• _What you will do_:
Write each line out again exactly as written.

Stored records
§

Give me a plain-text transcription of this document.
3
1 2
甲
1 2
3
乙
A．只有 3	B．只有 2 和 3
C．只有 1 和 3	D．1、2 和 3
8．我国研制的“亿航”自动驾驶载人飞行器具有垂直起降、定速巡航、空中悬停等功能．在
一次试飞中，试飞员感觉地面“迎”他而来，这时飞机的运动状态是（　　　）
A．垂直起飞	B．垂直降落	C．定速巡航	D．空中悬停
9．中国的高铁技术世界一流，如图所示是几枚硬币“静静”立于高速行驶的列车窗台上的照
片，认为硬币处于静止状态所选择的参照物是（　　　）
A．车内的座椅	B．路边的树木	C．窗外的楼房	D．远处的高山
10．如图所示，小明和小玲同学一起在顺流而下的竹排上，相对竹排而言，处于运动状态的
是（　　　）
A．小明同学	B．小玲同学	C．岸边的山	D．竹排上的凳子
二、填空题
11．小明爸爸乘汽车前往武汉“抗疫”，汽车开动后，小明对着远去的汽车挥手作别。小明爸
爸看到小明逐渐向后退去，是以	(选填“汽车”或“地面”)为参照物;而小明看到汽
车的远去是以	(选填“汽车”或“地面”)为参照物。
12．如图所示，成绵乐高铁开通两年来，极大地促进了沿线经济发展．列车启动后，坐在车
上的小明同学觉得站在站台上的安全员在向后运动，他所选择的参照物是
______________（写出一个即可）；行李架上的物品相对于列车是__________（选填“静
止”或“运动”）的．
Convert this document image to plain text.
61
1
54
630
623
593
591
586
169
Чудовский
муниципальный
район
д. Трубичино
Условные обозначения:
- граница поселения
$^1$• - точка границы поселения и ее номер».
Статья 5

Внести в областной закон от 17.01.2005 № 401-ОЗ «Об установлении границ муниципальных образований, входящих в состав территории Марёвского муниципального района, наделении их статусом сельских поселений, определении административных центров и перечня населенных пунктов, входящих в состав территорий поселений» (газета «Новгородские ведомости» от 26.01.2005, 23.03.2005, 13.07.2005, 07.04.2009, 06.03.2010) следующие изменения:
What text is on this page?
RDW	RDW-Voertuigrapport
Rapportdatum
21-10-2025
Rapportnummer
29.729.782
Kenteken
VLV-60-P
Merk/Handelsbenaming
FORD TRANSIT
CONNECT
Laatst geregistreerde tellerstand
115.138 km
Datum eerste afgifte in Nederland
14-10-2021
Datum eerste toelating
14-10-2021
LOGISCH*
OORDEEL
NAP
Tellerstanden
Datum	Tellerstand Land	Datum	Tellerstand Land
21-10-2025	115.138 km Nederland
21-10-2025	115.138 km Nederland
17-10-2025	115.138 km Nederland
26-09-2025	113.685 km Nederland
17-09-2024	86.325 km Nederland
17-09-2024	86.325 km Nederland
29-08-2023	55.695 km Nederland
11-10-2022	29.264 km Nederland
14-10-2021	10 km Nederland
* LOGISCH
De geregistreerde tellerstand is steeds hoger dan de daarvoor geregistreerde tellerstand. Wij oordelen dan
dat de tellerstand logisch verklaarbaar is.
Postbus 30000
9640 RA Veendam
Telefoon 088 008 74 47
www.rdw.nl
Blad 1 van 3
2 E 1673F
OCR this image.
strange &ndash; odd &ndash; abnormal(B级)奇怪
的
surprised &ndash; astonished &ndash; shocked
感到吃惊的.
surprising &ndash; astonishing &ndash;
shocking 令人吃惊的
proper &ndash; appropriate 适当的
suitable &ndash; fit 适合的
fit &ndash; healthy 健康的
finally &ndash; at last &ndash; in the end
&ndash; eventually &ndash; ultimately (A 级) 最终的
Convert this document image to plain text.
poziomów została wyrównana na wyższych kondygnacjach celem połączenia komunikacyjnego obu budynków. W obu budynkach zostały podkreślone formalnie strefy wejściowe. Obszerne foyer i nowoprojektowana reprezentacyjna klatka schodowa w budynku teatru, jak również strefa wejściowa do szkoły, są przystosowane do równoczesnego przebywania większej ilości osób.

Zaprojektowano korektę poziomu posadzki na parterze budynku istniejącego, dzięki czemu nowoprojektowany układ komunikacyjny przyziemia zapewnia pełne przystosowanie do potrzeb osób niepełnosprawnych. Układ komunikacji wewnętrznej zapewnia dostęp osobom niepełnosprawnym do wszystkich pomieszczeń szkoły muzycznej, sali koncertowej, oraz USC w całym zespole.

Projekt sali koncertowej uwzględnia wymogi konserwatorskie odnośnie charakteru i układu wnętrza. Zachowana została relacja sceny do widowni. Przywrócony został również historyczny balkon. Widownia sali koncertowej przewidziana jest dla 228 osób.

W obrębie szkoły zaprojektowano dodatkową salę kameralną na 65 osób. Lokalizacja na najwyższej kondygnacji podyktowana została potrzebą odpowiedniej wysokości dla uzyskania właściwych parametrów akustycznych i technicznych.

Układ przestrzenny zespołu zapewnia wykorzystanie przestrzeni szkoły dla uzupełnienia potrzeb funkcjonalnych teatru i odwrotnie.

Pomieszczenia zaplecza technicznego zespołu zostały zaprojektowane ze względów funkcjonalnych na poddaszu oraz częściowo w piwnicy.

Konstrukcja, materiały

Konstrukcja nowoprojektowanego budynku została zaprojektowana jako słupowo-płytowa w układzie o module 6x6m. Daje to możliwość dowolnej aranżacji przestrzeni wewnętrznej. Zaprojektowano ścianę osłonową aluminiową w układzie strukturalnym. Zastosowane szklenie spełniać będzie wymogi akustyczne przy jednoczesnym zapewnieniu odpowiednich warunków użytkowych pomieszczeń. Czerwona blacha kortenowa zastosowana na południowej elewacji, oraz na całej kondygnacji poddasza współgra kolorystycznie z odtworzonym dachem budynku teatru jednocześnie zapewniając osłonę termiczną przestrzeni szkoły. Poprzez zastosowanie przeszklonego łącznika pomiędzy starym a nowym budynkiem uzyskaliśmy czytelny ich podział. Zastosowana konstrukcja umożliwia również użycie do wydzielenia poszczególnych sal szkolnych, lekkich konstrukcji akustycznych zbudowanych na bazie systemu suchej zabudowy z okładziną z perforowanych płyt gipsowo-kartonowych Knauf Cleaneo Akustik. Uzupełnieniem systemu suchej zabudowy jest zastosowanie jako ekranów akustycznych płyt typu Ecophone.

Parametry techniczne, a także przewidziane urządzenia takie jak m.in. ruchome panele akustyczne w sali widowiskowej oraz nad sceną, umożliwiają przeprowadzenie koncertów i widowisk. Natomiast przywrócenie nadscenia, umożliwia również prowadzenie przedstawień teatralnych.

§

• _Written response_:
Give me a plain-text transcription of this document.
3
1 2
甲
1 2
3
乙
A．只有 3	B．只有 2 和 3
C．只有 1 和 3	D．1、2 和 3
8．我国研制的“亿航”自动驾驶载人飞行器具有垂直起降、定速巡航、空中悬停等功能．在
一次试飞中，试飞员感觉地面“迎”他而来，这时飞机的运动状态是（　　　）
A．垂直起飞	B．垂直降落	C．定速巡航	D．空中悬停
9．中国的高铁技术世界一流，如图所示是几枚硬币“静静”立于高速行驶的列车窗台上的照
片，认为硬币处于静止状态所选择的参照物是（　　　）
A．车内的座椅	B．路边的树木	C．窗外的楼房	D．远处的高山
10．如图所示，小明和小玲同学一起在顺流而下的竹排上，相对竹排而言，处于运动状态的
是（　　　）
A．小明同学	B．小玲同学	C．岸边的山	D．竹排上的凳子
二、填空题
11．小明爸爸乘汽车前往武汉“抗疫”，汽车开动后，小明对着远去的汽车挥手作别。小明爸
爸看到小明逐渐向后退去，是以	(选填“汽车”或“地面”)为参照物;而小明看到汽
车的远去是以	(选填“汽车”或“地面”)为参照物。
12．如图所示，成绵乐高铁开通两年来，极大地促进了沿线经济发展．列车启动后，坐在车
上的小明同学觉得站在站台上的安全员在向后运动，他所选择的参照物是
______________（写出一个即可）；行李架上的物品相对于列车是__________（选填“静
止”或“运动”）的．
Convert this document image to plain text.
61
1
54
630
623
593
591
586
169
Чудовский
муниципальный
район
д. Трубичино
Условные обозначения:
- граница поселения
$^1$• - точка границы поселения и ее номер».
Статья 5

Внести в областной закон от 17.01.2005 № 401-ОЗ «Об установлении границ муниципальных образований, входящих в состав территории Марёвского муниципального района, наделении их статусом сельских поселений, определении административных центров и перечня населенных пунктов, входящих в состав территорий поселений» (газета «Новгородские ведомости» от 26.01.2005, 23.03.2005, 13.07.2005, 07.04.2009, 06.03.2010) следующие изменения:
What text is on this page?
RDW	RDW-Voertuigrapport
Rapportdatum
21-10-2025
Rapportnummer
29.729.782
Kenteken
VLV-60-P
Merk/Handelsbenaming
FORD TRANSIT
CONNECT
Laatst geregistreerde tellerstand
115.138 km
Datum eerste afgifte in Nederland
14-10-2021
Datum eerste toelating
14-10-2021
LOGISCH*
OORDEEL
NAP
Tellerstanden
Datum	Tellerstand Land	Datum	Tellerstand Land
21-10-2025	115.138 km Nederland
21-10-2025	115.138 km Nederland
17-10-2025	115.138 km Nederland
26-09-2025	113.685 km Nederland
17-09-2024	86.325 km Nederland
17-09-2024	86.325 km Nederland
29-08-2023	55.695 km Nederland
11-10-2022	29.264 km Nederland
14-10-2021	10 km Nederland
* LOGISCH
De geregistreerde tellerstand is steeds hoger dan de daarvoor geregistreerde tellerstand. Wij oordelen dan
dat de tellerstand logisch verklaarbaar is.
Postbus 30000
9640 RA Veendam
Telefoon 088 008 74 47
www.rdw.nl
Blad 1 van 3
2 E 1673F
OCR this image.
strange &ndash; odd &ndash; abnormal(B级)奇怪
的
surprised &ndash; astonished &ndash; shocked
感到吃惊的.
surprising &ndash; astonishing &ndash;
shocking 令人吃惊的
proper &ndash; appropriate 适当的
suitable &ndash; fit 适合的
fit &ndash; healthy 健康的
finally &ndash; at last &ndash; in the end
&ndash; eventually &ndash; ultimately (A 级) 最终的
Convert this document image to plain text.
poziomów została wyrównana na wyższych kondygnacjach celem połączenia komunikacyjnego obu budynków. W obu budynkach zostały podkreślone formalnie strefy wejściowe. Obszerne foyer i nowoprojektowana reprezentacyjna klatka schodowa w budynku teatru, jak również strefa wejściowa do szkoły, są przystosowane do równoczesnego przebywania większej ilości osób.

Zaprojektowano korektę poziomu posadzki na parterze budynku istniejącego, dzięki czemu nowoprojektowany układ komunikacyjny przyziemia zapewnia pełne przystosowanie do potrzeb osób niepełnosprawnych. Układ komunikacji wewnętrznej zapewnia dostęp osobom niepełnosprawnym do wszystkich pomieszczeń szkoły muzycznej, sali koncertowej, oraz USC w całym zespole.

Projekt sali koncertowej uwzględnia wymogi konserwatorskie odnośnie charakteru i układu wnętrza. Zachowana została relacja sceny do widowni. Przywrócony został również historyczny balkon. Widownia sali koncertowej przewidziana jest dla 228 osób.

W obrębie szkoły zaprojektowano dodatkową salę kameralną na 65 osób. Lokalizacja na najwyższej kondygnacji podyktowana została potrzebą odpowiedniej wysokości dla uzyskania właściwych parametrów akustycznych i technicznych.

Układ przestrzenny zespołu zapewnia wykorzystanie przestrzeni szkoły dla uzupełnienia potrzeb funkcjonalnych teatru i odwrotnie.

Pomieszczenia zaplecza technicznego zespołu zostały zaprojektowane ze względów funkcjonalnych na poddaszu oraz częściowo w piwnicy.

Konstrukcja, materiały

Konstrukcja nowoprojektowanego budynku została zaprojektowana jako słupowo-płytowa w układzie o module 6x6m. Daje to możliwość dowolnej aranżacji przestrzeni wewnętrznej. Zaprojektowano ścianę osłonową aluminiową w układzie strukturalnym. Zastosowane szklenie spełniać będzie wymogi akustyczne przy jednoczesnym zapewnieniu odpowiednich warunków użytkowych pomieszczeń. Czerwona blacha kortenowa zastosowana na południowej elewacji, oraz na całej kondygnacji poddasza współgra kolorystycznie z odtworzonym dachem budynku teatru jednocześnie zapewniając osłonę termiczną przestrzeni szkoły. Poprzez zastosowanie przeszklonego łącznika pomiędzy starym a nowym budynkiem uzyskaliśmy czytelny ich podział. Zastosowana konstrukcja umożliwia również użycie do wydzielenia poszczególnych sal szkolnych, lekkich konstrukcji akustycznych zbudowanych na bazie systemu suchej zabudowy z okładziną z perforowanych płyt gipsowo-kartonowych Knauf Cleaneo Akustik. Uzupełnieniem systemu suchej zabudowy jest zastosowanie jako ekranów akustycznych płyt typu Ecophone.

Parametry techniczne, a także przewidziane urządzenia takie jak m.in. ruchome panele akustyczne w sali widowiskowej oraz nad sceną, umożliwiają przeprowadzenie koncertów i widowisk. Natomiast przywrócenie nadscenia, umożliwia również prowadzenie przedstawień teatralnych.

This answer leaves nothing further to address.